> [Testo della pagina]
Sul canale YouTube Bugalalla Crime è stata diffusa la notizia della presenza, sul pc di Chiara Poggi, di un video che mostrerebbe Andrea Sempio in ore notturne, insieme ad altre persone non identificate, mentre compirebbe atti di vandalismo all’interno della scuola che frequentava. Il filmato, secondo quanto riferito, sarebbe arrivato alla redazione del canale e per questo, dopo che ne è stata confermata la validità, è stato successivamente condiviso.
La Youtuber nel video riferisce di aver ricevuto pochi giorni fa un video inedito, realizzato nel marzo 2007 da Marco Poggi, che ritrarrebbe Andrea Sempio insieme ad alcuni amici. Il materiale sarebbe stato presente sul computer di Chiara Poggi, all’interno della cartella documenti.
Sempre secondo quanto riportato, il video avrebbe consentito di individuare un accesso al pc di Chiara Poggi avvenuto il giorno successivo alla sua morte, quando l’abitazione risultava già sotto sequestro. Tale accesso, che sarebbe avvenuto prima di qualsiasi attività peritale, avrebbe portato a una copia forense eseguita in un momento successivo e ritenuta potenzialmente alterata.

Cosa significa, adesso, quel video
La validità del video e le informazioni tecniche collegate sarebbero state confermate dai consulenti della procura, il dottor Occhetti e l’ingegner Porta. Dopo aver visionato il filmato, i due consulenti avrebbero confermato non solo la autenticità del video, ma anche la possibile alterazione dei dati e l’accesso del 14 agosto, indicato come dato certificato.

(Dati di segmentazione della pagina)
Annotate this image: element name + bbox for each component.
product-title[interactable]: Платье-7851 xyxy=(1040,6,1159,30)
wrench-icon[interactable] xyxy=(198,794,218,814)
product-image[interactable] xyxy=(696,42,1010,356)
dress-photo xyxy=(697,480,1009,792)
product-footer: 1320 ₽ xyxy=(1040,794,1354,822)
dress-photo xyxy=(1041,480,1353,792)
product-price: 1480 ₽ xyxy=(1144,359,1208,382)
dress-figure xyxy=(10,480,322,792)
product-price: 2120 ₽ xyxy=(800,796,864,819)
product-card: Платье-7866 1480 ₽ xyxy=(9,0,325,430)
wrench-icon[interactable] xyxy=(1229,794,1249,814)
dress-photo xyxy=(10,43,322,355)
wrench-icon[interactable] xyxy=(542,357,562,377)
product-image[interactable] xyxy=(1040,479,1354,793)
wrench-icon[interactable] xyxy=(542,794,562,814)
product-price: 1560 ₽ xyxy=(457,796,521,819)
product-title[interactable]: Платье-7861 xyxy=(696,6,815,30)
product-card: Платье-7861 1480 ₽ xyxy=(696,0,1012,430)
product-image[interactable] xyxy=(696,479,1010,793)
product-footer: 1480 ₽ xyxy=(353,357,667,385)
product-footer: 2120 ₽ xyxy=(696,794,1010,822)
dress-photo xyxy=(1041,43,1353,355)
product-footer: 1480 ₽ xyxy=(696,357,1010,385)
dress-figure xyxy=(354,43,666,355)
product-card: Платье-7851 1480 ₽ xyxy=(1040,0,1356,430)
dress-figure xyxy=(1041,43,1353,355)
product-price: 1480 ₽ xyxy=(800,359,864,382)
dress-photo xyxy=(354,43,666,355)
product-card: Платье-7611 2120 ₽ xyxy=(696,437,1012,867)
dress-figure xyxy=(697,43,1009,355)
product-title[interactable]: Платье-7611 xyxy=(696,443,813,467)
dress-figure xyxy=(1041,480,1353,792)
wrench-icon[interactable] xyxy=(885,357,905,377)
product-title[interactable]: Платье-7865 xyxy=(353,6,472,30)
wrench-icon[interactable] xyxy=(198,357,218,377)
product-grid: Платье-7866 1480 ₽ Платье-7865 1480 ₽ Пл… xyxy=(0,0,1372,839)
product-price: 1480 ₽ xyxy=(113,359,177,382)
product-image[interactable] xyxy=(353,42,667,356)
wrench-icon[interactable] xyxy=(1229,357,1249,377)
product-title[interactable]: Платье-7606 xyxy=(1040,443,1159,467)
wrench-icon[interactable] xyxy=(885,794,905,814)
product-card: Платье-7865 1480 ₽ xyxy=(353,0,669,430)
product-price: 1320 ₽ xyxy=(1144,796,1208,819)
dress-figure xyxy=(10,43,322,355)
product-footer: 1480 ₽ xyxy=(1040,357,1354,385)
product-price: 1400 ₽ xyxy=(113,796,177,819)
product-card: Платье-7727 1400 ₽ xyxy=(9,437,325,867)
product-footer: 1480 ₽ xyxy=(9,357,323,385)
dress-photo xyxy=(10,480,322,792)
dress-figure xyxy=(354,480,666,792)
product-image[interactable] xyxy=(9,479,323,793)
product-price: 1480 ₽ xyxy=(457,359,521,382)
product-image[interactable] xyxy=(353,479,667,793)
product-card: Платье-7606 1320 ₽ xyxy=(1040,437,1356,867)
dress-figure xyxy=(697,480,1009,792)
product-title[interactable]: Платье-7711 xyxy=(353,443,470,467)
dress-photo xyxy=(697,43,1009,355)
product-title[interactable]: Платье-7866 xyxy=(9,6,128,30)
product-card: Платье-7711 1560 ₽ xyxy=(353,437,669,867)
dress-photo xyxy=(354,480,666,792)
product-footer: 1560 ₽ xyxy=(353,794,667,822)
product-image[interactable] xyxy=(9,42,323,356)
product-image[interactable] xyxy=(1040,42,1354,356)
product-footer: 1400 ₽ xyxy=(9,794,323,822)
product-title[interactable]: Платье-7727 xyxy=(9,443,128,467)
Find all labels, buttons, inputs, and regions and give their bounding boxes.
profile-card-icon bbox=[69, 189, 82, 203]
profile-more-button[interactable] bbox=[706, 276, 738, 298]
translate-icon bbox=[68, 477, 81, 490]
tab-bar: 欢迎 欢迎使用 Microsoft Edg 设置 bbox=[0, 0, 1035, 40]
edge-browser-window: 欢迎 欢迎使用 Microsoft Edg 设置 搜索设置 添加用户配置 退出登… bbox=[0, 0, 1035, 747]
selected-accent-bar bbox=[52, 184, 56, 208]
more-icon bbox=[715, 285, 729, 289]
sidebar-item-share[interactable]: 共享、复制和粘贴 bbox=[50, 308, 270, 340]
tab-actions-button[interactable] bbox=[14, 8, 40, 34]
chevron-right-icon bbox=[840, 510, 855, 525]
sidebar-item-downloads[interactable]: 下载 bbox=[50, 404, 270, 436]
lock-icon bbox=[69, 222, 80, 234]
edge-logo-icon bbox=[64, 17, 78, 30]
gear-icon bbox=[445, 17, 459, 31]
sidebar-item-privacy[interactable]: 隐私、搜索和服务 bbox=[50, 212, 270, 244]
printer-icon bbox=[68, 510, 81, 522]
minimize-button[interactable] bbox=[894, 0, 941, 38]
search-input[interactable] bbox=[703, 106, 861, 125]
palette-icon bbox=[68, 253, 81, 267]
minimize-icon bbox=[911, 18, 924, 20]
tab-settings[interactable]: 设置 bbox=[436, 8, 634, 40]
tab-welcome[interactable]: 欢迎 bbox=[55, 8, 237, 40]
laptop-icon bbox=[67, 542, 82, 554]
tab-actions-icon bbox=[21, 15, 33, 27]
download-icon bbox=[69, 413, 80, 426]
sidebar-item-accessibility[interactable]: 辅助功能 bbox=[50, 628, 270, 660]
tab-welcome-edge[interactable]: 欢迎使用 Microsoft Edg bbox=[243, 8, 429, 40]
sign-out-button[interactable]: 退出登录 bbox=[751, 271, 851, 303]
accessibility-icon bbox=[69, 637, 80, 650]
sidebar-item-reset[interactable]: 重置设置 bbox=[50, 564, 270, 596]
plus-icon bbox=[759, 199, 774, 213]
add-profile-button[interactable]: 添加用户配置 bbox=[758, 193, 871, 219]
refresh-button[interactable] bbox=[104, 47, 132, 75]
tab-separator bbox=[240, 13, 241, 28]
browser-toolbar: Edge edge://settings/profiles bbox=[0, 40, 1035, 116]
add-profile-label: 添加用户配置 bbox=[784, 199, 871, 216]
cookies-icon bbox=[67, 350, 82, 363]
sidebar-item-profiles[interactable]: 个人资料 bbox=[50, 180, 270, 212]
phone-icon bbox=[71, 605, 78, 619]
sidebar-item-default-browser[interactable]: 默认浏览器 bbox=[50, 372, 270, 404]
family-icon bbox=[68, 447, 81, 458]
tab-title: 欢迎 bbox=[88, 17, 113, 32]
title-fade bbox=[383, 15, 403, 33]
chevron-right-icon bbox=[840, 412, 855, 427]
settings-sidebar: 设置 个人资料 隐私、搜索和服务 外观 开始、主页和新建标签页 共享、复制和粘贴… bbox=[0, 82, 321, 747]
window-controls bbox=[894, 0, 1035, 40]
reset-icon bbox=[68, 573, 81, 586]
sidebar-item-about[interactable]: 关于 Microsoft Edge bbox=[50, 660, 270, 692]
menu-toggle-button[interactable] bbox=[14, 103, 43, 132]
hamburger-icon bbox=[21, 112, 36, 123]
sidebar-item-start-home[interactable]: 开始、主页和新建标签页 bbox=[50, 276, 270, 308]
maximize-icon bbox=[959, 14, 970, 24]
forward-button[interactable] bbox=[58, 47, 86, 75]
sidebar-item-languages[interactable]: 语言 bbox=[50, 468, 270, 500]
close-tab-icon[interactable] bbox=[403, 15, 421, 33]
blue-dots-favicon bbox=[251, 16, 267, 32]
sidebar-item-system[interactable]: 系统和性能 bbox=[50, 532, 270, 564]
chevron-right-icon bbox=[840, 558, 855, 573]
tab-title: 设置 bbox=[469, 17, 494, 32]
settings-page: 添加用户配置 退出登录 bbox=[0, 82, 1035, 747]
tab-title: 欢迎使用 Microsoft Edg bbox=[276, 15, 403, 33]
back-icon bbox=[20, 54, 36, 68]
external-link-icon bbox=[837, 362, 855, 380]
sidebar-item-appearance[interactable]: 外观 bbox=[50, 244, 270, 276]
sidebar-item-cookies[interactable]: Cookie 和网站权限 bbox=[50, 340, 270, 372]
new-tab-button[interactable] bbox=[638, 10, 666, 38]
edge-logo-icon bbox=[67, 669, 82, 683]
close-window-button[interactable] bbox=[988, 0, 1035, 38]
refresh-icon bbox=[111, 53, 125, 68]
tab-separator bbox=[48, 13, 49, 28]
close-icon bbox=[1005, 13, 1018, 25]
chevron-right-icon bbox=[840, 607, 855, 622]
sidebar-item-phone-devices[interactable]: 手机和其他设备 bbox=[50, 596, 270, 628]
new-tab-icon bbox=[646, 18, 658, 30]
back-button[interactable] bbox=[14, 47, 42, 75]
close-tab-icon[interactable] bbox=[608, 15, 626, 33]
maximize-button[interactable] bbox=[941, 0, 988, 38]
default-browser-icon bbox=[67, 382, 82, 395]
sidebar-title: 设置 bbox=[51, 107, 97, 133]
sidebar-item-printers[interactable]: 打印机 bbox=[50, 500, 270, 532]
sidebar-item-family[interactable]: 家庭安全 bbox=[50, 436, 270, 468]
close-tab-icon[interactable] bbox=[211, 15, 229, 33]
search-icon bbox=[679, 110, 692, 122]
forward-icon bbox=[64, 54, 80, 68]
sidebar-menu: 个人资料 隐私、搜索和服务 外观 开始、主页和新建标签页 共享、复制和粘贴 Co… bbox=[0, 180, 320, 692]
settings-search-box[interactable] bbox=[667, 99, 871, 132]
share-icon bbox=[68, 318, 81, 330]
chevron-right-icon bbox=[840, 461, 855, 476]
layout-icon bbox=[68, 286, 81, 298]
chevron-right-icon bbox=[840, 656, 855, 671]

> [Compiti assegnati]
[1] Nell'articolo sul video trovato nel computer di Chiara Poggi, quali consulenti della procura ne avrebbero confermato la validità?
[2] Prosegua l'articolo sul video trovato nel computer di Chiara Poggi dal punto in cui si interrompe.

> [Risposte ai compiti]
[1] Il dottor Occhetti e l'ingegner Porta.

[2]
Guarda il video:
Secondo la ricostruzione proposta da Bugalalla Crime, questa nuova prova confermerebbe che qualcuno sarebbe intervenuto volontariamente per modificare o nascondere fatti rilevanti. Da qui sarebbe partita un’analisi su chi fosse in possesso delle chiavi della casa Poggi il giorno successivo al ritrovamento del corpo e su chi, tra questi, avrebbe potuto entrare e uscire da un’abitazione già sigillata, senza che nessuno se ne accorgesse.
Nel video si parla di uno scandalo rispetto a quello che, secondo il procedimento penale italiano, avrebbe dovuto essere un giusto processo. La vicenda confermerebbe inoltre che i file presenti sul pc di Chiara Poggi non sarebbero stati controllati in modo approfondito. Tali elementi verrebbero indicati come confermati da chi all’epoca fu consulente del Tribunale e oggi risulterebbe consulente della difesa di Alberto Stasi.
Nel contenuto pubblicato da Bugalalla Crime è possibile visionare il video originale, insieme alle consulenze tecniche di entrambe le parti.